[Dataset items]
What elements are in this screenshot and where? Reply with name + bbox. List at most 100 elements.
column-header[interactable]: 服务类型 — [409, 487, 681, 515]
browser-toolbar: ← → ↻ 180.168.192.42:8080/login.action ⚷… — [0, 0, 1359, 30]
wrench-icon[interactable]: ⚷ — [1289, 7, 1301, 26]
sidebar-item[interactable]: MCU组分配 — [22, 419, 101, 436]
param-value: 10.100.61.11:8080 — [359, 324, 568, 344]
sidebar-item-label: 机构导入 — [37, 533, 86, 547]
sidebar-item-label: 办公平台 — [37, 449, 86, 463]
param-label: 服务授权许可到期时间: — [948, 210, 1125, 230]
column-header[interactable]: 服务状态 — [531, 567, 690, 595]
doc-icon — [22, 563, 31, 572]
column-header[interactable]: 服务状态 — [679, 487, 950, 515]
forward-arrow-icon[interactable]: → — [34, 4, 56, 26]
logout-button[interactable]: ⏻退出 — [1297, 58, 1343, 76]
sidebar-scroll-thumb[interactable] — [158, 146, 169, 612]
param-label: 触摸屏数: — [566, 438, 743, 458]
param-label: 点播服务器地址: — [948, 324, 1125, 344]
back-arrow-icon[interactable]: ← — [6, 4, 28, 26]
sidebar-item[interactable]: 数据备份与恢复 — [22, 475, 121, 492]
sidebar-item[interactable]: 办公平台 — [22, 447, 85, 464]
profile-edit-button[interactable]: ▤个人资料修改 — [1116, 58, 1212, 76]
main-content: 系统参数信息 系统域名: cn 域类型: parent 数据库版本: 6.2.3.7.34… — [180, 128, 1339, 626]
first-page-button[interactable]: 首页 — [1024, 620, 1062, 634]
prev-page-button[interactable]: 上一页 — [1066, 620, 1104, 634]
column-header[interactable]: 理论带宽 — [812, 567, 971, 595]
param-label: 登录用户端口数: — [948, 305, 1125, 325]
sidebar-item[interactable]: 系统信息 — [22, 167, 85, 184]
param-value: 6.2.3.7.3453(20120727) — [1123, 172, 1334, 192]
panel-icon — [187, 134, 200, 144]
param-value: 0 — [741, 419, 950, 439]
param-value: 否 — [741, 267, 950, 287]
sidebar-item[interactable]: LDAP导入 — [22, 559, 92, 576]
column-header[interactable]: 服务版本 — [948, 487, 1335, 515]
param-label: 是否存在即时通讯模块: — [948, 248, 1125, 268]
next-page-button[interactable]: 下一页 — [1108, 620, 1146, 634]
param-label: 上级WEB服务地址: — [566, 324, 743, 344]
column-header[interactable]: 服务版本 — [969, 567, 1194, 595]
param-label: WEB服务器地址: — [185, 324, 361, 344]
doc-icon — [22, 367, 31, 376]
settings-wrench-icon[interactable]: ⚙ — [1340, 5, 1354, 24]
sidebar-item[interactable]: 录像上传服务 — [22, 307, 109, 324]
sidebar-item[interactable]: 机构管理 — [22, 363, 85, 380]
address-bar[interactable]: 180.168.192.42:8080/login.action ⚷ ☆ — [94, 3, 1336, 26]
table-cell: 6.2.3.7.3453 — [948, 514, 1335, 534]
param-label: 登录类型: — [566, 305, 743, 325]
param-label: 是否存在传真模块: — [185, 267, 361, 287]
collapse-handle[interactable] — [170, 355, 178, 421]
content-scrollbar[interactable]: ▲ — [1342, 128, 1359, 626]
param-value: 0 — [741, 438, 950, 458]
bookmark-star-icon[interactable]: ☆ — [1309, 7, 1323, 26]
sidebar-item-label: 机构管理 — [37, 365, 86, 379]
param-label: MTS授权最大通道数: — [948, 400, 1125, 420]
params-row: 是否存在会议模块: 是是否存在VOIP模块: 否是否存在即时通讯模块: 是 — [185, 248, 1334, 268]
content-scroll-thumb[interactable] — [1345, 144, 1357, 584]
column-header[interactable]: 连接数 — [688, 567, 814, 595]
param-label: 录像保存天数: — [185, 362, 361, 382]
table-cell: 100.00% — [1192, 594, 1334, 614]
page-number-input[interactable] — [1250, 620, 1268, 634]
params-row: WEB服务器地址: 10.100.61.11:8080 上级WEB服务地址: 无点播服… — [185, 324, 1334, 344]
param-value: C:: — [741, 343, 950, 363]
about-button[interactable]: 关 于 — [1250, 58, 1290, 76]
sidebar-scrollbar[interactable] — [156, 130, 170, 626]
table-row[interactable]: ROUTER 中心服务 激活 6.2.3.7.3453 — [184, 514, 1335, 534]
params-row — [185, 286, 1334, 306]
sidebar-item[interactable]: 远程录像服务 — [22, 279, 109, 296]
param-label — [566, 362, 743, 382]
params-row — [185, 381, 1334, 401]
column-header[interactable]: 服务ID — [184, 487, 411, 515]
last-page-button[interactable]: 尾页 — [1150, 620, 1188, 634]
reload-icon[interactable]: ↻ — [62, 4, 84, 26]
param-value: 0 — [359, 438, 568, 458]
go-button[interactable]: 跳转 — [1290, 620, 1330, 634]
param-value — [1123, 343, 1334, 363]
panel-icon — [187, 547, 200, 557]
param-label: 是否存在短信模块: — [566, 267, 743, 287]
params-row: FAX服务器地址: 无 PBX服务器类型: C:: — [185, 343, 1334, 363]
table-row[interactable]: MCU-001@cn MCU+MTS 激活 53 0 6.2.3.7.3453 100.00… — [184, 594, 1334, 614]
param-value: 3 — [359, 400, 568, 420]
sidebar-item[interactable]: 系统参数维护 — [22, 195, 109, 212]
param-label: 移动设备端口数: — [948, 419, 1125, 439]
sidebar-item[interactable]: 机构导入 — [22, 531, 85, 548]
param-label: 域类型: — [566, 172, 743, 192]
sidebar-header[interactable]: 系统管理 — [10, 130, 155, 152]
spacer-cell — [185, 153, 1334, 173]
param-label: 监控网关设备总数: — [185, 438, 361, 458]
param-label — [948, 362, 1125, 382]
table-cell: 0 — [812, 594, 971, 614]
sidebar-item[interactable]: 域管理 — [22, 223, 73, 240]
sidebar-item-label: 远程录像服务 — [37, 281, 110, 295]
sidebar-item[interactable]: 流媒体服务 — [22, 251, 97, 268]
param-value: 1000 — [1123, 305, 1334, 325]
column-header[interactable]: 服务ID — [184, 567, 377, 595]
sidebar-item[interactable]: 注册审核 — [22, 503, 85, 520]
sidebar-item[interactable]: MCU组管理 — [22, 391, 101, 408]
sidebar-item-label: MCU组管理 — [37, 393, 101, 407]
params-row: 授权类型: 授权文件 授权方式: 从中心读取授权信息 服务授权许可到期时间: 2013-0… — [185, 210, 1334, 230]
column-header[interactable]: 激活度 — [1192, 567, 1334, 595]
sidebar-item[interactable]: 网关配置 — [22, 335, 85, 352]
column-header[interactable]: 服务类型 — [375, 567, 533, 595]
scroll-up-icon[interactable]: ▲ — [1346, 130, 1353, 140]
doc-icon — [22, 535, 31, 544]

● Work instructions
Render the rows from the start through the line that contains "wrench-icon[interactable]: ⚷ —" as a Markdown table with the columns Line and Text. Number each row, and leave out blank lines.

● Answer to this task
| Line | Text |
|---|---|
| 1 | What elements are in this screenshot and where? Reply with name + bbox. List at most 100 elements. |
| 2 | column-header[interactable]: 服务类型 — [409, 487, 681, 515] |
| 3 | browser-toolbar: ← → ↻ 180.168.192.42:8080/login.action ⚷… — [0, 0, 1359, 30] |
| 4 | wrench-icon[interactable]: ⚷ — [1289, 7, 1301, 26] |